» To do: Transcribe all the entries word for word, but omit the images.

» Data entries:
══════

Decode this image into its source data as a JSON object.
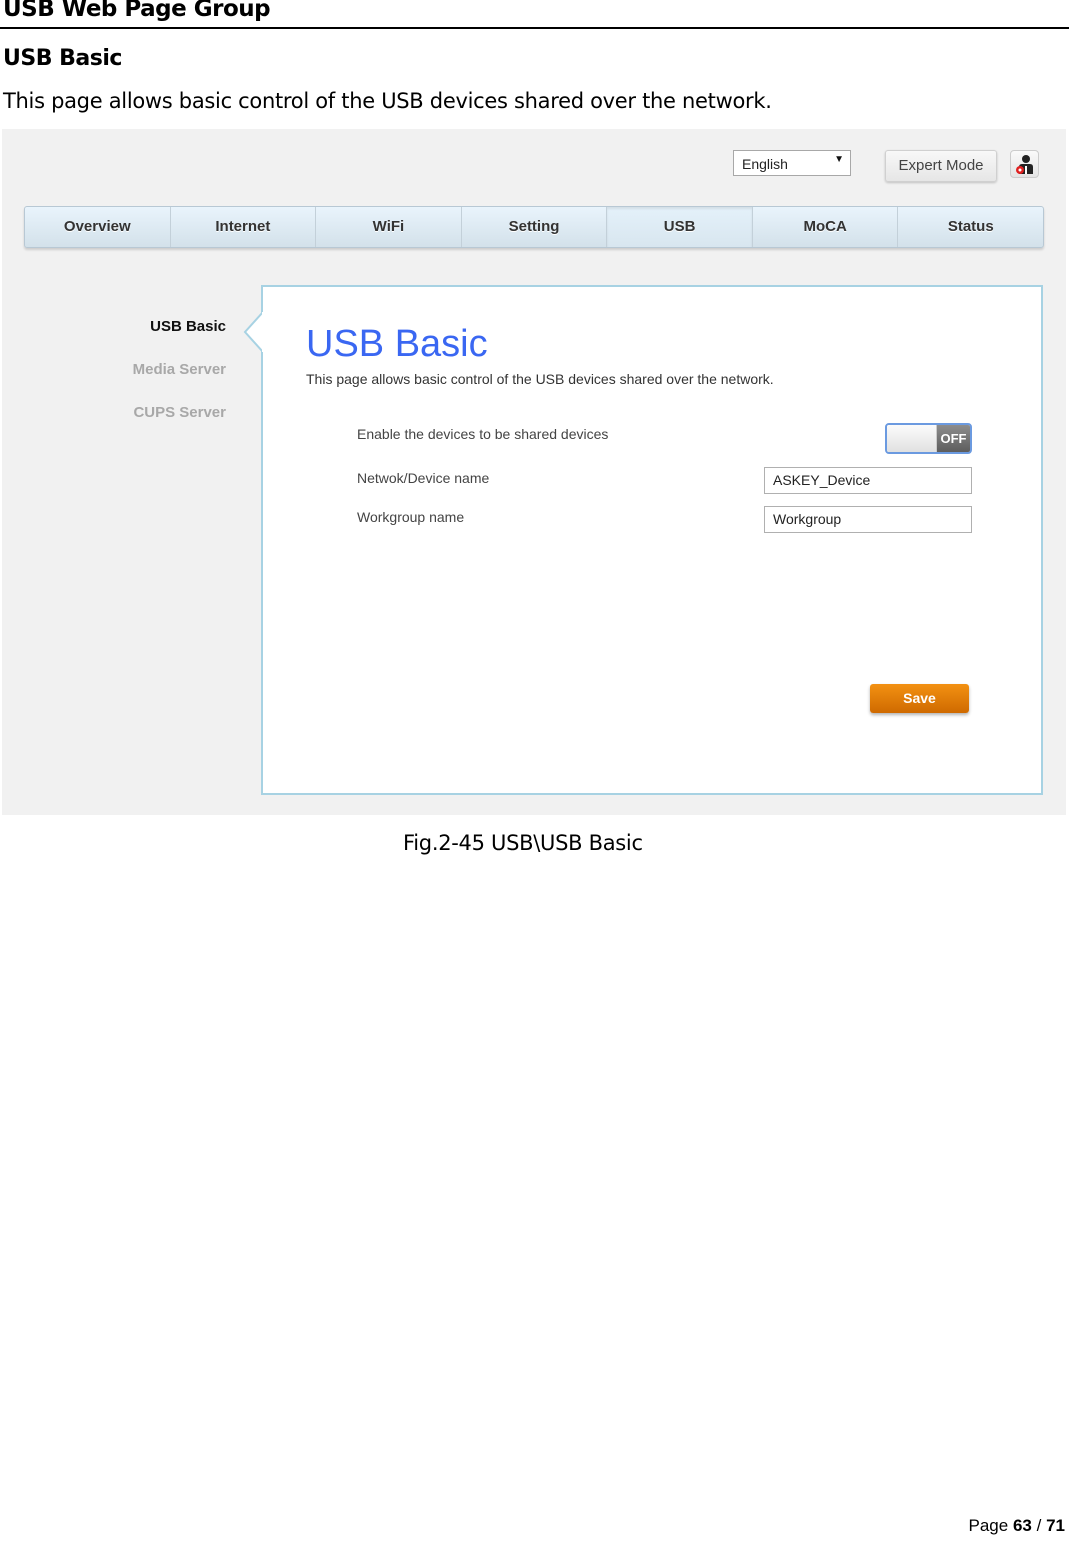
{
  "document": {
    "heading": "USB Web Page Group",
    "subheading": "USB Basic",
    "intro": "This page allows basic control of the USB devices shared over the network.",
    "caption": "Fig.2-45 USB\\USB Basic",
    "page": {
      "prefix": "Page",
      "current": "63",
      "separator": "/",
      "total": "71"
    }
  },
  "screenshot": {
    "header": {
      "language_selected": "English",
      "language_arrow": "▼",
      "expert_mode_label": "Expert Mode",
      "user_icon": "user-logout-icon"
    },
    "nav": {
      "items": [
        {
          "label": "Overview"
        },
        {
          "label": "Internet"
        },
        {
          "label": "WiFi"
        },
        {
          "label": "Setting"
        },
        {
          "label": "USB",
          "active": true
        },
        {
          "label": "MoCA"
        },
        {
          "label": "Status"
        }
      ]
    },
    "sidebar": {
      "items": [
        {
          "label": "USB Basic",
          "active": true
        },
        {
          "label": "Media Server"
        },
        {
          "label": "CUPS Server"
        }
      ]
    },
    "panel": {
      "title": "USB Basic",
      "description": "This page allows basic control of the USB devices shared over the network.",
      "enable_label": "Enable the devices to be shared devices",
      "enable_state": "OFF",
      "device_name_label": "Netwok/Device name",
      "device_name_value": "ASKEY_Device",
      "workgroup_label": "Workgroup name",
      "workgroup_value": "Workgroup",
      "save_label": "Save"
    },
    "colors": {
      "title_blue": "#3a67f2",
      "save_orange": "#e47e09",
      "panel_border": "#a7d2e3"
    }
  }
}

══════

» Response:
Decode this image into its source data as a JSON object.
{
  "document": {
    "heading": "USB Web Page Group",
    "subheading": "USB Basic",
    "intro": "This page allows basic control of the USB devices shared over the network.",
    "caption": "Fig.2-45 USB\\USB Basic",
    "page": {
      "prefix": "Page",
      "current": "63",
      "separator": "/",
      "total": "71"
    }
  },
  "screenshot": {
    "header": {
      "language_selected": "English",
      "language_arrow": "▼",
      "expert_mode_label": "Expert Mode",
      "user_icon": "user-logout-icon"
    },
    "nav": {
      "items": [
        {
          "label": "Overview"
        },
        {
          "label": "Internet"
        },
        {
          "label": "WiFi"
        },
        {
          "label": "Setting"
        },
        {
          "label": "USB",
          "active": true
        },
        {
          "label": "MoCA"
        },
        {
          "label": "Status"
        }
      ]
    },
    "sidebar": {
      "items": [
        {
          "label": "USB Basic",
          "active": true
        },
        {
          "label": "Media Server"
        },
        {
          "label": "CUPS Server"
        }
      ]
    },
    "panel": {
      "title": "USB Basic",
      "description": "This page allows basic control of the USB devices shared over the network.",
      "enable_label": "Enable the devices to be shared devices",
      "enable_state": "OFF",
      "device_name_label": "Netwok/Device name",
      "device_name_value": "ASKEY_Device",
      "workgroup_label": "Workgroup name",
      "workgroup_value": "Workgroup",
      "save_label": "Save"
    },
    "colors": {
      "title_blue": "#3a67f2",
      "save_orange": "#e47e09",
      "panel_border": "#a7d2e3"
    }
  }
}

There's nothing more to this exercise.